#### Work instructions
How many lines of these entries hold the string "content"? Reply with the number alone.

#### Given records

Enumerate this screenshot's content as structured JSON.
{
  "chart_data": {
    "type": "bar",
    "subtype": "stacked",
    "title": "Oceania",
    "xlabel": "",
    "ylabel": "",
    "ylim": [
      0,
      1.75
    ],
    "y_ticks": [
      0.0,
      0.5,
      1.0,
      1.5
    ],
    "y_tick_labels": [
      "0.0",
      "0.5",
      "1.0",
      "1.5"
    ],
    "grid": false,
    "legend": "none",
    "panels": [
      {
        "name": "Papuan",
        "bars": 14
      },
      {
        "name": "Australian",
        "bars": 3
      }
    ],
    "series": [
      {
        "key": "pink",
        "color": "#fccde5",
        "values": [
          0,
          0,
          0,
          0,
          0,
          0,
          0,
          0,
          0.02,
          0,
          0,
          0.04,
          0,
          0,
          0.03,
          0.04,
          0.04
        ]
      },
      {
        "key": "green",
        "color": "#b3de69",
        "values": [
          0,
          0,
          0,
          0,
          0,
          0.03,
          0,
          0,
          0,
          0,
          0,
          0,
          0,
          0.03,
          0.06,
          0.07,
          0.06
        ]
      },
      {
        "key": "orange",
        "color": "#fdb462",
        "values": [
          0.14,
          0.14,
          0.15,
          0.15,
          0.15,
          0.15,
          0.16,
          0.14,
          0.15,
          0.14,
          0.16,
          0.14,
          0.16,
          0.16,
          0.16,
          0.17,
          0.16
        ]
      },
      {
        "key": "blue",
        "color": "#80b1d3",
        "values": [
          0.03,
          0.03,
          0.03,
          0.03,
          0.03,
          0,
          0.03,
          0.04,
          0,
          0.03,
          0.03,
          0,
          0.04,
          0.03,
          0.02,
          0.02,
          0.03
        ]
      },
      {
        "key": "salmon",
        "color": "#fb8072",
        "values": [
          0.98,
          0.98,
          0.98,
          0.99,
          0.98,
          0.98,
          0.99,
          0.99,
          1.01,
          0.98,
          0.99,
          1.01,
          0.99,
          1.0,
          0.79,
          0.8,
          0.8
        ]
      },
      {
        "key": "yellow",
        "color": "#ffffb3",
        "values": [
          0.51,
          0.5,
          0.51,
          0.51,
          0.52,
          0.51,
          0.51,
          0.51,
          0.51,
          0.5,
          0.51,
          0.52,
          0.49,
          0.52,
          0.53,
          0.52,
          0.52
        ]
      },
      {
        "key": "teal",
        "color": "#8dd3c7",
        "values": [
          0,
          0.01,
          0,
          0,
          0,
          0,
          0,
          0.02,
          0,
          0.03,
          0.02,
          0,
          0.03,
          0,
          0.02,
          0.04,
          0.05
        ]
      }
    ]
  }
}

* * *

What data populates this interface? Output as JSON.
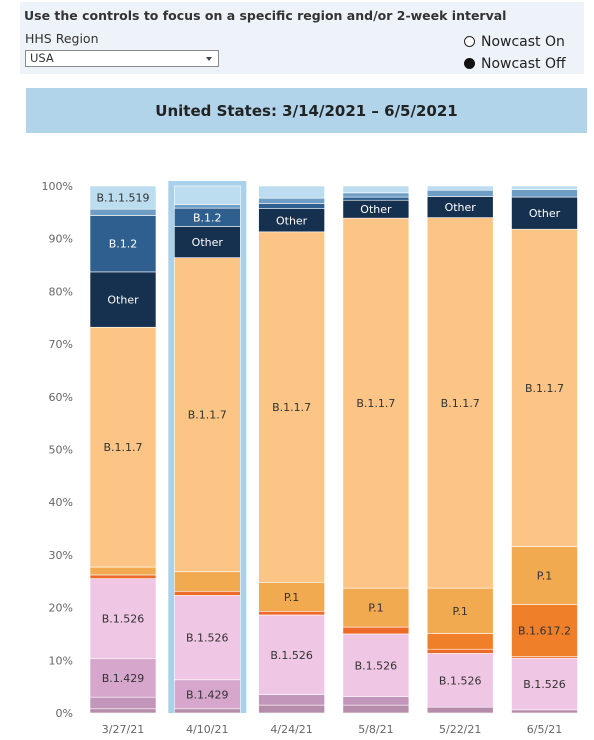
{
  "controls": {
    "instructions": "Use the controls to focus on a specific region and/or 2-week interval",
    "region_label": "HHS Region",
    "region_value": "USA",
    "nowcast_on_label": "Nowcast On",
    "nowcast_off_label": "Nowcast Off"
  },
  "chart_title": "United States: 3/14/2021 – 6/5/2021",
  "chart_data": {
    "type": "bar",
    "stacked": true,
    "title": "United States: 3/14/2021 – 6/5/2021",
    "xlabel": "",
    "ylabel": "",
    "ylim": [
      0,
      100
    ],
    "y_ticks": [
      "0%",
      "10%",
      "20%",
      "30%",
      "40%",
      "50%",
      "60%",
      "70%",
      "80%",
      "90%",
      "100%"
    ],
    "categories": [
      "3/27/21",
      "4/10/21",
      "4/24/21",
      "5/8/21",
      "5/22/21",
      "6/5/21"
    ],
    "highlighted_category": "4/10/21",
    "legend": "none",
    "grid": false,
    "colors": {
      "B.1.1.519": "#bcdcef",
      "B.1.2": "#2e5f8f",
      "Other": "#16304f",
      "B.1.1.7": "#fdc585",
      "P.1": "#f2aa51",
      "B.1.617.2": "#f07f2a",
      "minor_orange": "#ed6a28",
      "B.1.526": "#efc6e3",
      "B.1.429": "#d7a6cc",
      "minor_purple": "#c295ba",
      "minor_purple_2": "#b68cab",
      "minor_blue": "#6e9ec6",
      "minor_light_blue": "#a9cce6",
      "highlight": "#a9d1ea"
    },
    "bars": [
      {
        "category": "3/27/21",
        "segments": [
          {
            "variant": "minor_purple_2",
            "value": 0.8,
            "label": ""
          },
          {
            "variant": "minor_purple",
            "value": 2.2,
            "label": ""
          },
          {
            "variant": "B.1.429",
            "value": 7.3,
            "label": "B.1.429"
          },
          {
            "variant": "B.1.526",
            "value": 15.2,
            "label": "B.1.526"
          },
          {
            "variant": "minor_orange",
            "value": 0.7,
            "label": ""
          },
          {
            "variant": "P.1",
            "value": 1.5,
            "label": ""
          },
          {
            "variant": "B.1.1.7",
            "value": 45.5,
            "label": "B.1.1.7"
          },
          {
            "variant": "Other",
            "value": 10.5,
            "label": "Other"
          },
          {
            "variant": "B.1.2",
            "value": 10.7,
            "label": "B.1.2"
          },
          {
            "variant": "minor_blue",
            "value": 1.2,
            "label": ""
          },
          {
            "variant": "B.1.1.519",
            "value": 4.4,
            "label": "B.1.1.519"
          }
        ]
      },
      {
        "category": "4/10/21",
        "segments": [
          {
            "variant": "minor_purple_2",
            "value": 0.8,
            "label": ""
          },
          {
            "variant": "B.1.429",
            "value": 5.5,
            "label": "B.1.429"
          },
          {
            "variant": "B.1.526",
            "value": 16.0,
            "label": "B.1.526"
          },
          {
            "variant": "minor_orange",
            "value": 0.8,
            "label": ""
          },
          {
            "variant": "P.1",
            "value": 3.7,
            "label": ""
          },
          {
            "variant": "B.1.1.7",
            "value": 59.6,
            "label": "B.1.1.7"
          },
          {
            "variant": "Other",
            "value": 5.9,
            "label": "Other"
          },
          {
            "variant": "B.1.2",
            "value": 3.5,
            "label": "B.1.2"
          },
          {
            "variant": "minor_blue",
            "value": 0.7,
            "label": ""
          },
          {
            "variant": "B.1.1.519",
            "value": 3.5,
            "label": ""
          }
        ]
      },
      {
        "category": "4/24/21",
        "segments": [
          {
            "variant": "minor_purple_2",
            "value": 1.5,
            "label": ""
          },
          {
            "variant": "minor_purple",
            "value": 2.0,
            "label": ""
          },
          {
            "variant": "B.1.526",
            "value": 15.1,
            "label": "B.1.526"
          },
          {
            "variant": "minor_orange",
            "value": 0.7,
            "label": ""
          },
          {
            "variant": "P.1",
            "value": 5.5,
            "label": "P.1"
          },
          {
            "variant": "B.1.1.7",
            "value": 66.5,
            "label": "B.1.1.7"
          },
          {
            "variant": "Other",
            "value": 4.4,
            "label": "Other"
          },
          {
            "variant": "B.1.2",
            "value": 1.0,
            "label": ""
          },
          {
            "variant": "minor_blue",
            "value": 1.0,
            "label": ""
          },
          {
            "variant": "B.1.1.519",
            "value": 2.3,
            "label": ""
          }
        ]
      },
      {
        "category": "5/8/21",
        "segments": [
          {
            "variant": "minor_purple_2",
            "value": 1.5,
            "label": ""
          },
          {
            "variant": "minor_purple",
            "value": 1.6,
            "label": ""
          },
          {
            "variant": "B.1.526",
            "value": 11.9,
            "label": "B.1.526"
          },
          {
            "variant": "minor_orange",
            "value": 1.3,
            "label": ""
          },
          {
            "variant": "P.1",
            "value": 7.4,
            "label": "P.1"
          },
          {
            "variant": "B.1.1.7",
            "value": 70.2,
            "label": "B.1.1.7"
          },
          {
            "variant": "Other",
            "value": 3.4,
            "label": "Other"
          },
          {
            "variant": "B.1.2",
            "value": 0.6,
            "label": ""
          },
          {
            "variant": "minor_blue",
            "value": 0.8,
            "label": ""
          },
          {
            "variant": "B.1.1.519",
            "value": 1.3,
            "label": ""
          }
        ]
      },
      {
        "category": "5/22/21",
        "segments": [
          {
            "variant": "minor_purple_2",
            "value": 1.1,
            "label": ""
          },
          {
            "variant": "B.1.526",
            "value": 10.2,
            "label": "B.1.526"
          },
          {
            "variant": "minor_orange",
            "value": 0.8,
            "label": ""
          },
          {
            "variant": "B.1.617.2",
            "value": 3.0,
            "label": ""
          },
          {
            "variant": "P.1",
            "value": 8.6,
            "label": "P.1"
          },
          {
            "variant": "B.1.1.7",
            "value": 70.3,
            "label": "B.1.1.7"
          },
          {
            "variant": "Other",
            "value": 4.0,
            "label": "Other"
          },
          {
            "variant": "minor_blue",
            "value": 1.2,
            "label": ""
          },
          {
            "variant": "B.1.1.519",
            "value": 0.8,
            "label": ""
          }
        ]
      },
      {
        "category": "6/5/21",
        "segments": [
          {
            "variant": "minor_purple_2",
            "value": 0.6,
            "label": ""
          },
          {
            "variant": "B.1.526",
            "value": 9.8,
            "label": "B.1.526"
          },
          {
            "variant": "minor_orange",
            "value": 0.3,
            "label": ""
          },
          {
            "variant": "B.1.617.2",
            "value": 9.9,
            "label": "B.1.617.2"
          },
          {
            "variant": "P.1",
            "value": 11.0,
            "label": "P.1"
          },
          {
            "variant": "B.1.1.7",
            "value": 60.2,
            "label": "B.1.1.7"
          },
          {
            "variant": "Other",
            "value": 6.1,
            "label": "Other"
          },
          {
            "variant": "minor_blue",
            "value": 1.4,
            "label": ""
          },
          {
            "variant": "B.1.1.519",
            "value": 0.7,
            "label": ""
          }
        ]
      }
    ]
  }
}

...

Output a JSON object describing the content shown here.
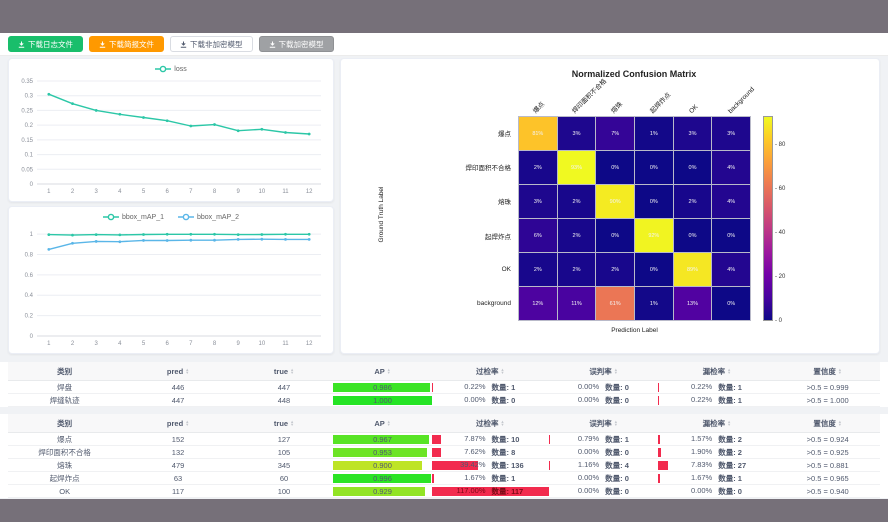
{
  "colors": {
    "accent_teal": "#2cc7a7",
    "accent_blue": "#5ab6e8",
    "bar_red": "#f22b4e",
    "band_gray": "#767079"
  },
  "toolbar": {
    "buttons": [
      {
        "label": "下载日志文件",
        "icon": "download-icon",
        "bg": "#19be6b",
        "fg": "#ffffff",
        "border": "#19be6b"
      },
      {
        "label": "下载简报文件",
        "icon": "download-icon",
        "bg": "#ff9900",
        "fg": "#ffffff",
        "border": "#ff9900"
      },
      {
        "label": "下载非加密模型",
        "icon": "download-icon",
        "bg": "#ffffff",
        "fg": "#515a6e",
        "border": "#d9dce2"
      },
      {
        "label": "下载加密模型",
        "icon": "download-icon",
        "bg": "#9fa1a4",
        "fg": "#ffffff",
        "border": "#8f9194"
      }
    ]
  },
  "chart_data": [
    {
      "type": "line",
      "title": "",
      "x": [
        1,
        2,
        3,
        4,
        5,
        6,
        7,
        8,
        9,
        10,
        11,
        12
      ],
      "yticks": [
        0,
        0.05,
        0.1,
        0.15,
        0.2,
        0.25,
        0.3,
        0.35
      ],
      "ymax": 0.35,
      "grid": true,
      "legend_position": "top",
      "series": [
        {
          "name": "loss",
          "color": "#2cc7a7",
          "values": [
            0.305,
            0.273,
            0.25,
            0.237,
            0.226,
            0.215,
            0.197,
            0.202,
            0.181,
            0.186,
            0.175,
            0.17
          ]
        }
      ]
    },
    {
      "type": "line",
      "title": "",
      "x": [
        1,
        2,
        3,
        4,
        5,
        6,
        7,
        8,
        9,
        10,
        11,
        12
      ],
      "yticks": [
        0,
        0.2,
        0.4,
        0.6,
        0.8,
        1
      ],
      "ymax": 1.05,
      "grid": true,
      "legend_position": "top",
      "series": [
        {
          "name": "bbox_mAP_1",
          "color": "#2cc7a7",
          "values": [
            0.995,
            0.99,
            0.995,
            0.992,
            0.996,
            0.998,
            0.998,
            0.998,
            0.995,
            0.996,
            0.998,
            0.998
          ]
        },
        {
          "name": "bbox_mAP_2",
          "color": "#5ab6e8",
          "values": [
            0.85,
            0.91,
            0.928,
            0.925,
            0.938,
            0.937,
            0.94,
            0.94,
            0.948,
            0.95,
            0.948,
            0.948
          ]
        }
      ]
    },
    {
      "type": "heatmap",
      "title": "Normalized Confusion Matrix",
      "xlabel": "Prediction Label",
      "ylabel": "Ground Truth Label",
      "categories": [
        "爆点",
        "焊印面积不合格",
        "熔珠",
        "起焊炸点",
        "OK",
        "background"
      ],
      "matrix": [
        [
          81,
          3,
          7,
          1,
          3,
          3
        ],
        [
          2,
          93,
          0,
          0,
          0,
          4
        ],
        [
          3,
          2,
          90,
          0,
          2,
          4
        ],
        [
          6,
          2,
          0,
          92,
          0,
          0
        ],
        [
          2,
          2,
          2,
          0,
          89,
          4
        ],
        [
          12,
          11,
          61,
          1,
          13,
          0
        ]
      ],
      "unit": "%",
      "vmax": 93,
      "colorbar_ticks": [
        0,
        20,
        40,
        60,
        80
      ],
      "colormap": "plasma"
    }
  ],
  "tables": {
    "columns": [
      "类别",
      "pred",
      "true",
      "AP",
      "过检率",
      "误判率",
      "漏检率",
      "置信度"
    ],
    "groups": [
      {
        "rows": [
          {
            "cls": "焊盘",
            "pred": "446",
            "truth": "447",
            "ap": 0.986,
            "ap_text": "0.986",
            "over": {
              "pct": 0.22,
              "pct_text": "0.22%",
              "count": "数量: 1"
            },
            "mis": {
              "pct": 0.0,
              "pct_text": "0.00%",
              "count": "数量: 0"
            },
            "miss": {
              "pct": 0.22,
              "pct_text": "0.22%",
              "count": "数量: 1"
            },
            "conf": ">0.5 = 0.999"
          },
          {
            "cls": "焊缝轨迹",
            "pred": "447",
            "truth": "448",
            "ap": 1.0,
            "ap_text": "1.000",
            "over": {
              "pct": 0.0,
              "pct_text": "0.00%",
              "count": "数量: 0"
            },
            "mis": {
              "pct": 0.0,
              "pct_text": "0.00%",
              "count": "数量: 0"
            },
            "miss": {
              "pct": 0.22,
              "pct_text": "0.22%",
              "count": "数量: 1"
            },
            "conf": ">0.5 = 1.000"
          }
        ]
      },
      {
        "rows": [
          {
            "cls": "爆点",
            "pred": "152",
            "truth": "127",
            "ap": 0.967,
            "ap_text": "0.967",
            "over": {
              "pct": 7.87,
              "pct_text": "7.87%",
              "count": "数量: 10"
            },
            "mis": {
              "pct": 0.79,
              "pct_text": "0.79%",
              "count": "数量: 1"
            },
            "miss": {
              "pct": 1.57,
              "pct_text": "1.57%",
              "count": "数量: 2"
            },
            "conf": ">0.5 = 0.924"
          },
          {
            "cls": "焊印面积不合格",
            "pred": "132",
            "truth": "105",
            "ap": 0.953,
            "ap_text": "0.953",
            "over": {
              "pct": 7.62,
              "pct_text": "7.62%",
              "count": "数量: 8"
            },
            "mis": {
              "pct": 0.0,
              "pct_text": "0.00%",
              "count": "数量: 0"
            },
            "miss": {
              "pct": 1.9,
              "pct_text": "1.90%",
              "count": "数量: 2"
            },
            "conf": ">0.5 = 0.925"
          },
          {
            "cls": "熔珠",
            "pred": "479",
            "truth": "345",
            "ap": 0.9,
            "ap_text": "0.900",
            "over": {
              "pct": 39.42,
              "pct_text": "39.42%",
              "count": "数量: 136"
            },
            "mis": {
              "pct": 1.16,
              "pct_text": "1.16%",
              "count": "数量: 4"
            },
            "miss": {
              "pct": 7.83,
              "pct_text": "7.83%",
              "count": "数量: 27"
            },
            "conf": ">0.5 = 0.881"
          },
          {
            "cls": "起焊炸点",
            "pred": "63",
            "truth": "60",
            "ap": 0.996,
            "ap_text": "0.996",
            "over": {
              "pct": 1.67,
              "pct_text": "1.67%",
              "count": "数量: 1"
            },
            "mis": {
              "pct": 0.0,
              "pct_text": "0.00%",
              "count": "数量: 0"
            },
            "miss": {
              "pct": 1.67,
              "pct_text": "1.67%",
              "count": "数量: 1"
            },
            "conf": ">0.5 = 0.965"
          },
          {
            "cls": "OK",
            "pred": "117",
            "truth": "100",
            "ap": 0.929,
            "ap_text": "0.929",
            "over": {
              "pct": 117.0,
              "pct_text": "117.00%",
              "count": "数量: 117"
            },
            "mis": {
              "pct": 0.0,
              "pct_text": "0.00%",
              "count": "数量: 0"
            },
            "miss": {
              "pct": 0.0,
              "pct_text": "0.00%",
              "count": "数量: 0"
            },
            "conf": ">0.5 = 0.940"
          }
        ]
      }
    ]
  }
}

#### Finished exercise
2